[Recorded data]
start

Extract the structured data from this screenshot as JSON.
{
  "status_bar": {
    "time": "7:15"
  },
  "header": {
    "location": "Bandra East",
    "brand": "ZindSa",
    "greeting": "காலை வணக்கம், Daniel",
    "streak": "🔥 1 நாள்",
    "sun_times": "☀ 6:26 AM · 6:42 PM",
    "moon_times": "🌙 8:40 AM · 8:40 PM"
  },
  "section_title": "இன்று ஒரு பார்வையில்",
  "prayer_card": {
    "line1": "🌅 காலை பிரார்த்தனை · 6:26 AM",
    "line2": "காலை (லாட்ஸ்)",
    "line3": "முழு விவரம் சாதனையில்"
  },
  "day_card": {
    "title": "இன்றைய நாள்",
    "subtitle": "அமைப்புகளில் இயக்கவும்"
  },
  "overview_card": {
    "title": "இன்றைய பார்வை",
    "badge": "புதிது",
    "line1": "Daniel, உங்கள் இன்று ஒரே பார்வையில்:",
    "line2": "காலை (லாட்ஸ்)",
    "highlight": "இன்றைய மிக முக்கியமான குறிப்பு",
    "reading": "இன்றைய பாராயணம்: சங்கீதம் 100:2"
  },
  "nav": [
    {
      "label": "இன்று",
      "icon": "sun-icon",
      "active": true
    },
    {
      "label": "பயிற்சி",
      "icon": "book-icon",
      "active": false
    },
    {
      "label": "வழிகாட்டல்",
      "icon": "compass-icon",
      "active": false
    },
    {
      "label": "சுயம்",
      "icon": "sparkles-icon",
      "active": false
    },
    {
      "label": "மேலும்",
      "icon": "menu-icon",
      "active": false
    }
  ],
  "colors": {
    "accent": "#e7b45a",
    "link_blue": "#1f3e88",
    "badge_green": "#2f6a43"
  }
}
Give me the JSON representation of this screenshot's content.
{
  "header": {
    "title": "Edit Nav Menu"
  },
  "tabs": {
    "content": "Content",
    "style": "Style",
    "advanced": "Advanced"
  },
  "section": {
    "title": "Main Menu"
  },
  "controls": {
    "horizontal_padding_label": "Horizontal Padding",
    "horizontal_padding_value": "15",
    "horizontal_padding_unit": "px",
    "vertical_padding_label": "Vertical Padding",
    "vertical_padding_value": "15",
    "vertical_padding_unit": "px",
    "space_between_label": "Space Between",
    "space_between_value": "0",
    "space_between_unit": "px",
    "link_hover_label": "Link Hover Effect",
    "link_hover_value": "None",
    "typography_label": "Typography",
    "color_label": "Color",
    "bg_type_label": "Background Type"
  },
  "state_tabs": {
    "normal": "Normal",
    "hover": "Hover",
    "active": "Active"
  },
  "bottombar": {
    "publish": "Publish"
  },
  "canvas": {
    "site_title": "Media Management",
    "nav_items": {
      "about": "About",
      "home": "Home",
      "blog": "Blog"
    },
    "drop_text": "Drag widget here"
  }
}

end

Brief
Reproduce the entire listing word for word.

Exercise answer
Extract the structured data from this screenshot as JSON.
{
  "status_bar": {
    "time": "7:15"
  },
  "header": {
    "location": "Bandra East",
    "brand": "ZindSa",
    "greeting": "காலை வணக்கம், Daniel",
    "streak": "🔥 1 நாள்",
    "sun_times": "☀ 6:26 AM · 6:42 PM",
    "moon_times": "🌙 8:40 AM · 8:40 PM"
  },
  "section_title": "இன்று ஒரு பார்வையில்",
  "prayer_card": {
    "line1": "🌅 காலை பிரார்த்தனை · 6:26 AM",
    "line2": "காலை (லாட்ஸ்)",
    "line3": "முழு விவரம் சாதனையில்"
  },
  "day_card": {
    "title": "இன்றைய நாள்",
    "subtitle": "அமைப்புகளில் இயக்கவும்"
  },
  "overview_card": {
    "title": "இன்றைய பார்வை",
    "badge": "புதிது",
    "line1": "Daniel, உங்கள் இன்று ஒரே பார்வையில்:",
    "line2": "காலை (லாட்ஸ்)",
    "highlight": "இன்றைய மிக முக்கியமான குறிப்பு",
    "reading": "இன்றைய பாராயணம்: சங்கீதம் 100:2"
  },
  "nav": [
    {
      "label": "இன்று",
      "icon": "sun-icon",
      "active": true
    },
    {
      "label": "பயிற்சி",
      "icon": "book-icon",
      "active": false
    },
    {
      "label": "வழிகாட்டல்",
      "icon": "compass-icon",
      "active": false
    },
    {
      "label": "சுயம்",
      "icon": "sparkles-icon",
      "active": false
    },
    {
      "label": "மேலும்",
      "icon": "menu-icon",
      "active": false
    }
  ],
  "colors": {
    "accent": "#e7b45a",
    "link_blue": "#1f3e88",
    "badge_green": "#2f6a43"
  }
}
Give me the JSON representation of this screenshot's content.
{
  "header": {
    "title": "Edit Nav Menu"
  },
  "tabs": {
    "content": "Content",
    "style": "Style",
    "advanced": "Advanced"
  },
  "section": {
    "title": "Main Menu"
  },
  "controls": {
    "horizontal_padding_label": "Horizontal Padding",
    "horizontal_padding_value": "15",
    "horizontal_padding_unit": "px",
    "vertical_padding_label": "Vertical Padding",
    "vertical_padding_value": "15",
    "vertical_padding_unit": "px",
    "space_between_label": "Space Between",
    "space_between_value": "0",
    "space_between_unit": "px",
    "link_hover_label": "Link Hover Effect",
    "link_hover_value": "None",
    "typography_label": "Typography",
    "color_label": "Color",
    "bg_type_label": "Background Type"
  },
  "state_tabs": {
    "normal": "Normal",
    "hover": "Hover",
    "active": "Active"
  },
  "bottombar": {
    "publish": "Publish"
  },
  "canvas": {
    "site_title": "Media Management",
    "nav_items": {
      "about": "About",
      "home": "Home",
      "blog": "Blog"
    },
    "drop_text": "Drag widget here"
  }
}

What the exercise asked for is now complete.